— Instructions for the task —
In the records below, find each line containing the word "Programs" and copy it.

— Stored records —
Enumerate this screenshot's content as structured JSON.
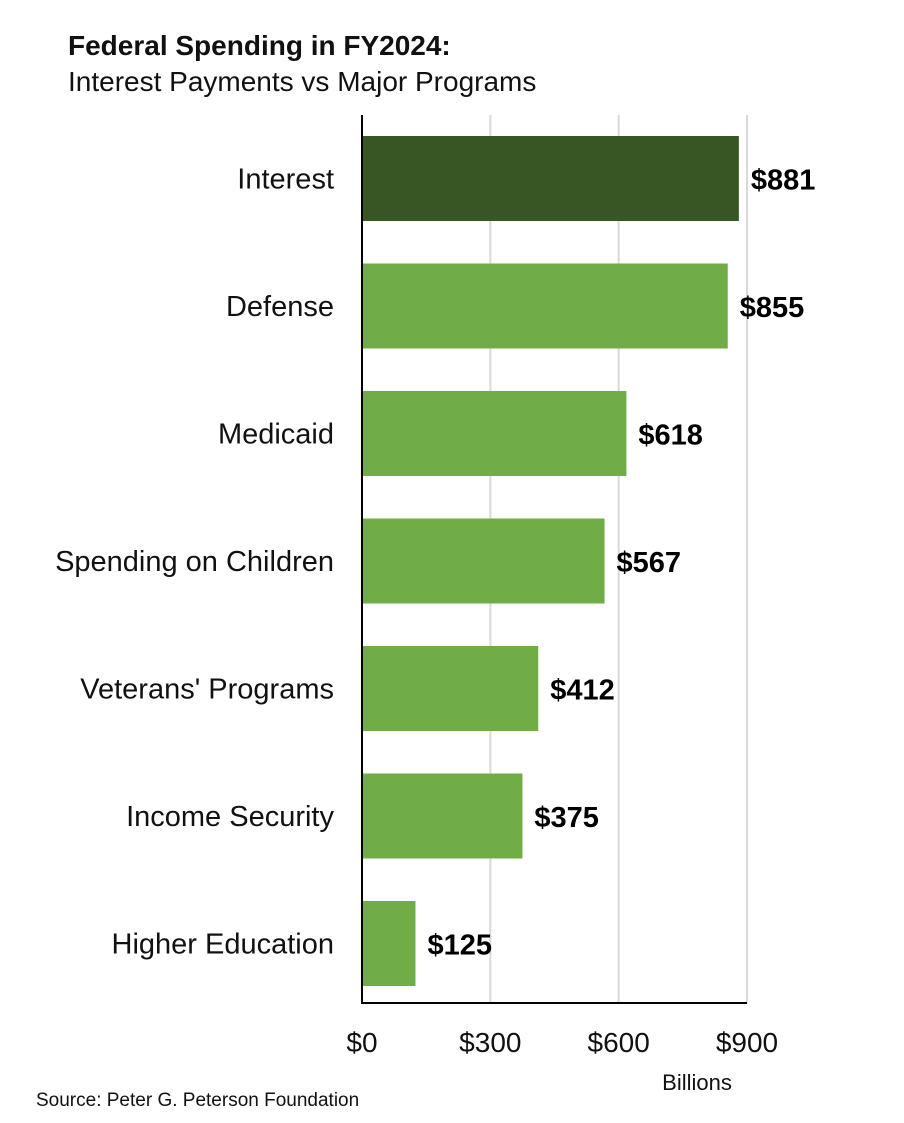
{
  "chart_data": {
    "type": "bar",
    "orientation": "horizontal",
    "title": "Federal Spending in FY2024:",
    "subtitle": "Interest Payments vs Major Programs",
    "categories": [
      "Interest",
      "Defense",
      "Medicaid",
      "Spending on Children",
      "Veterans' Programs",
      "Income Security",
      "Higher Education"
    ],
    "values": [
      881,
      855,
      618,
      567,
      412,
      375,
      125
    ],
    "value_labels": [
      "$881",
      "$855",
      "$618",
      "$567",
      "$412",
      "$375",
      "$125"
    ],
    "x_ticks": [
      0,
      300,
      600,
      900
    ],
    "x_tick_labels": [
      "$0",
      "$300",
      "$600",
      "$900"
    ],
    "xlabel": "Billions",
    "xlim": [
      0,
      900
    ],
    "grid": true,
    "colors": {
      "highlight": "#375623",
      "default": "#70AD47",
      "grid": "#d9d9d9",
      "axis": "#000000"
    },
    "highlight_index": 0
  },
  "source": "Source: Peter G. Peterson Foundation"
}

==

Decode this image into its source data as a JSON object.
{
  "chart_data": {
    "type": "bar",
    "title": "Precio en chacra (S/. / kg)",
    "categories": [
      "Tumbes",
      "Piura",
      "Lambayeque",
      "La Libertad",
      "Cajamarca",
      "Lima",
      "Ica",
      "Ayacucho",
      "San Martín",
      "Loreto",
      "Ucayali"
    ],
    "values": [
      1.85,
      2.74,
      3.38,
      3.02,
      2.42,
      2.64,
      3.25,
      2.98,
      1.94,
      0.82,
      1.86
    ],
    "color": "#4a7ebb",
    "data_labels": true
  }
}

— Result below —
    "subtitle": "Interest Payments vs Major Programs",
      "Veterans' Programs",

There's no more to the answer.